-- start Data to process --

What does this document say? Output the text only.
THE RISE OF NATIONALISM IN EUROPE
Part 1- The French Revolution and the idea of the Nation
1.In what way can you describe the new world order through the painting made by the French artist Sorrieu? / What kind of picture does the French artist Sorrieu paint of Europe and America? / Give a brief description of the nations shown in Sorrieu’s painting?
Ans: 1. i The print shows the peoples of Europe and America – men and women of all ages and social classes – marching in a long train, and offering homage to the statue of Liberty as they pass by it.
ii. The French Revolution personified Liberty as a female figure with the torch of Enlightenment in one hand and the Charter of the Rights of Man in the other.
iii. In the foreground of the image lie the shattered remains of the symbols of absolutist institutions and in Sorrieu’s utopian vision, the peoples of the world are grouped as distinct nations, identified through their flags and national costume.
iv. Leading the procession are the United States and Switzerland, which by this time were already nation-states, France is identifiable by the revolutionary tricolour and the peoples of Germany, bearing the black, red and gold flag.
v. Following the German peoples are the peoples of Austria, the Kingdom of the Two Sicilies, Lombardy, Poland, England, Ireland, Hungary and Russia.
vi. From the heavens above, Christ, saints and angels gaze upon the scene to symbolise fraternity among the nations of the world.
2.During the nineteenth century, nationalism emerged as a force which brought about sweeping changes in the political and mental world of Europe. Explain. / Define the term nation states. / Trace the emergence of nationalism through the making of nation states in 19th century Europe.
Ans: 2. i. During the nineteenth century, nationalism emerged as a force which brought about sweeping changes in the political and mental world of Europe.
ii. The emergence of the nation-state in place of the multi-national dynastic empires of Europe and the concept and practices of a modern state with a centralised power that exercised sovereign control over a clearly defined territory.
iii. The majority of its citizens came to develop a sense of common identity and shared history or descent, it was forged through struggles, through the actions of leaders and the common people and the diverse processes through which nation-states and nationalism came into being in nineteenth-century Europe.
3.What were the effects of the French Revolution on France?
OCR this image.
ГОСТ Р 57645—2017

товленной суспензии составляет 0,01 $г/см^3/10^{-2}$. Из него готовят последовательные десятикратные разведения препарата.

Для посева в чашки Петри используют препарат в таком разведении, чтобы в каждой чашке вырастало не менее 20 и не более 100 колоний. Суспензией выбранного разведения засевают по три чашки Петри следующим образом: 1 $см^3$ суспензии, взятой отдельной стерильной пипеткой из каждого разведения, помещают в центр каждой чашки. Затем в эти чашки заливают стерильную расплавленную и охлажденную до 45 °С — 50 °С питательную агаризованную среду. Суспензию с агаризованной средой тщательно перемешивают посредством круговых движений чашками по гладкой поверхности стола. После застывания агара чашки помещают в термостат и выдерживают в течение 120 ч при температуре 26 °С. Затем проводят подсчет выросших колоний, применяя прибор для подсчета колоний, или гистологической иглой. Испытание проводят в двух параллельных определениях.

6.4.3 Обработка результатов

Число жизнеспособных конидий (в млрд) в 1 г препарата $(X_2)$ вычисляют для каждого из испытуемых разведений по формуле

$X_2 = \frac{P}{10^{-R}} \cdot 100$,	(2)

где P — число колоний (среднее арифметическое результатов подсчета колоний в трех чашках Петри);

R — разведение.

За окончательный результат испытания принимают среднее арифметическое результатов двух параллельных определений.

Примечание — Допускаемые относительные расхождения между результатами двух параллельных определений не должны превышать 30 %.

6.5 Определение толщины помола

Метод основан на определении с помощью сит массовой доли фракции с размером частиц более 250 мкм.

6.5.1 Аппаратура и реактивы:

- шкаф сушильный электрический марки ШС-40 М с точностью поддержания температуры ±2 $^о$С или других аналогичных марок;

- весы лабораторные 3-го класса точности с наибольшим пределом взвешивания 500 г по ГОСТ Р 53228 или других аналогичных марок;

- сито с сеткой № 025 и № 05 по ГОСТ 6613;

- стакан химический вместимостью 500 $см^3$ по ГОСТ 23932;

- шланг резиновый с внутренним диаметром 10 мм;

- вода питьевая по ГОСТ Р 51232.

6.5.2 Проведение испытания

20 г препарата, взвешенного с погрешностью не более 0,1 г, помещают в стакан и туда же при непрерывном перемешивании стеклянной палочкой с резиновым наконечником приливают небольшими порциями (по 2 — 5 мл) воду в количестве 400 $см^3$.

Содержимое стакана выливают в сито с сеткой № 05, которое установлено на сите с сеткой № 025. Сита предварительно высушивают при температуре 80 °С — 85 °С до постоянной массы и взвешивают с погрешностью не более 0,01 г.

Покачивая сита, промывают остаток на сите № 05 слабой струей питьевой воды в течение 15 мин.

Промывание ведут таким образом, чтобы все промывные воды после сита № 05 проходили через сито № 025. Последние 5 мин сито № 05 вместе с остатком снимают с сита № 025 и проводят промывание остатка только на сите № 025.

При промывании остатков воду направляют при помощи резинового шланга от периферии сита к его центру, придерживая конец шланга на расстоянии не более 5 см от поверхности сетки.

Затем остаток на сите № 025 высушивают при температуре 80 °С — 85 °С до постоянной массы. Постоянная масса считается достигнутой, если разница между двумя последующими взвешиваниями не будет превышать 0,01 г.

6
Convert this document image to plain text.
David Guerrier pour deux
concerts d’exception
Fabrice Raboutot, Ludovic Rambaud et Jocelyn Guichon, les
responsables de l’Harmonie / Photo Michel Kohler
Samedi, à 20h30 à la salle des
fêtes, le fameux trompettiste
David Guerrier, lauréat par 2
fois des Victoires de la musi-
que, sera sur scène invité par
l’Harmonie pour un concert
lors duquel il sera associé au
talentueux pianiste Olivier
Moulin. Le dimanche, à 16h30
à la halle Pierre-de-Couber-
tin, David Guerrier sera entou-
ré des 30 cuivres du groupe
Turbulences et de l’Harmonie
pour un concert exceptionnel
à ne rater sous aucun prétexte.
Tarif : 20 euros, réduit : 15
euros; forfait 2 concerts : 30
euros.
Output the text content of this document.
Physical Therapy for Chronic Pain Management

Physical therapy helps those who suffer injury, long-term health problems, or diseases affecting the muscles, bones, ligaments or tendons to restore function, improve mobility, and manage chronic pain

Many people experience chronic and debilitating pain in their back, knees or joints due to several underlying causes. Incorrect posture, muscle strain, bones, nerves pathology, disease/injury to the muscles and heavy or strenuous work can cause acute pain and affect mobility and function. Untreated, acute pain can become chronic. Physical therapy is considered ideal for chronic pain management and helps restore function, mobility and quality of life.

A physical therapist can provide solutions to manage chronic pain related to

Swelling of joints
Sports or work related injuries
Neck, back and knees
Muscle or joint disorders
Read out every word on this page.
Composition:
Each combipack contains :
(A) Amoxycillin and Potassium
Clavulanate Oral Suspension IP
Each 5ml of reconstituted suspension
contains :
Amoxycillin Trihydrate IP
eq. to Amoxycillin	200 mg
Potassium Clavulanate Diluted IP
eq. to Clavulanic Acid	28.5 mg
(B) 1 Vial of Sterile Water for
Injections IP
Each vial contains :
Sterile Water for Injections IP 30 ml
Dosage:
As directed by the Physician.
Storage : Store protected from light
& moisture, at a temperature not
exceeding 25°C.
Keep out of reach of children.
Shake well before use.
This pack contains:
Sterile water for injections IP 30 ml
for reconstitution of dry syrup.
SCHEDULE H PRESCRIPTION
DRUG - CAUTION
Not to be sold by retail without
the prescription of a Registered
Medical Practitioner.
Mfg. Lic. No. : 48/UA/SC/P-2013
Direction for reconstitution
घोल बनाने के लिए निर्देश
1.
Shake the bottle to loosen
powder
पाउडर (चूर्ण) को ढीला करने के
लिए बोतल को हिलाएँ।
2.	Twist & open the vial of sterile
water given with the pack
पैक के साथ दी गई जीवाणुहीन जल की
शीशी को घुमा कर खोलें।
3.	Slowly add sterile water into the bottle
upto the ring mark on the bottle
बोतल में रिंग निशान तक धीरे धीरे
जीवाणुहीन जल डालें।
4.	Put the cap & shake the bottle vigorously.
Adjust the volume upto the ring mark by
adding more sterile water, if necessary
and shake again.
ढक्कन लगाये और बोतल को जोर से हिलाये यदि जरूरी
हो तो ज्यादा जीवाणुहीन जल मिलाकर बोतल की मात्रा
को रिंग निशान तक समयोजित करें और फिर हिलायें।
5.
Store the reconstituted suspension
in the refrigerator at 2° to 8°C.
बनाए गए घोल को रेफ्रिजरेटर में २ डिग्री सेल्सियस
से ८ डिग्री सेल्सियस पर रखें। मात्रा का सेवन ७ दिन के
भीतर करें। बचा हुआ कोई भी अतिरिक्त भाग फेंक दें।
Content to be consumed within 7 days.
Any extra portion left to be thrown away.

-- end Data to process --

### Instructions to follow:
From the data above, show each line that contains "document".

### Finished task:
What does this document say? Output the text only.
Convert this document image to plain text.
Output the text content of this document.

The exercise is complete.